Some records
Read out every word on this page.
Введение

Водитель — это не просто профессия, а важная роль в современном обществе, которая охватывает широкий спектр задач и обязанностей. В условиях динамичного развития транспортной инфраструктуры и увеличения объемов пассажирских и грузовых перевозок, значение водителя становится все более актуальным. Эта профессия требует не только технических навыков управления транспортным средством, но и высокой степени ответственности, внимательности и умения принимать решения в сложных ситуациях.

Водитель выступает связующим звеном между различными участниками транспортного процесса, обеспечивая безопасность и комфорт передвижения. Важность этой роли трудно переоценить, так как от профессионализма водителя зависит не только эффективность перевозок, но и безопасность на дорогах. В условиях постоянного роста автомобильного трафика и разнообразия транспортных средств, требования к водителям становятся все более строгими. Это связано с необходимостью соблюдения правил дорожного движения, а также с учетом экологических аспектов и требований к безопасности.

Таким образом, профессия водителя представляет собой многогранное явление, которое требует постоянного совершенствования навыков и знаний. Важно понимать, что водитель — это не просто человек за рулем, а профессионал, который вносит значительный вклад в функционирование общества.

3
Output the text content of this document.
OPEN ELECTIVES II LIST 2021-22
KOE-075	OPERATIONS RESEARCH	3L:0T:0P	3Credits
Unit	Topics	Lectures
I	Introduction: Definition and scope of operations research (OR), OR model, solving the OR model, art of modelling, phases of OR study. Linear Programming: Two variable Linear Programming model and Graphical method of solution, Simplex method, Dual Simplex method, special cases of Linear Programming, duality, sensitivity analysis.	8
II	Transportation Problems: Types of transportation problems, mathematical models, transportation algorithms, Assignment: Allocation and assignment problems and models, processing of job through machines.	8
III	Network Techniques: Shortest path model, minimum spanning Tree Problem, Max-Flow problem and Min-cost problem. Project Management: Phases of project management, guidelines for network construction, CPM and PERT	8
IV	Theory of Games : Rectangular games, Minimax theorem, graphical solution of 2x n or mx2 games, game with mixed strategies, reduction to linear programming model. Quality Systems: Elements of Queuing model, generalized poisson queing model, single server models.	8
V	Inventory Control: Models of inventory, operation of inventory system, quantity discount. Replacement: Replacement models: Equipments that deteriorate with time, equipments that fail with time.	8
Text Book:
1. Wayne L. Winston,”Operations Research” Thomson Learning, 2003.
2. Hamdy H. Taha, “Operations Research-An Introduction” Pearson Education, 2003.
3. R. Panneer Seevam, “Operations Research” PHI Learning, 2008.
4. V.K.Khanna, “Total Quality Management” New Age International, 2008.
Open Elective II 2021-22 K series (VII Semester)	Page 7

What the task requires:
Find all lines holding the string "with" and copy them.

Final answer:
IV	Theory of Games : Rectangular games, Minimax theorem, graphical solution of 2x n or mx2 games, game with mixed strategies, reduction to linear programming model. Quality Systems: Elements of Queuing model, generalized poisson queing model, single server models.	8
V	Inventory Control: Models of inventory, operation of inventory system, quantity discount. Replacement: Replacement models: Equipments that deteriorate with time, equipments that fail with time.	8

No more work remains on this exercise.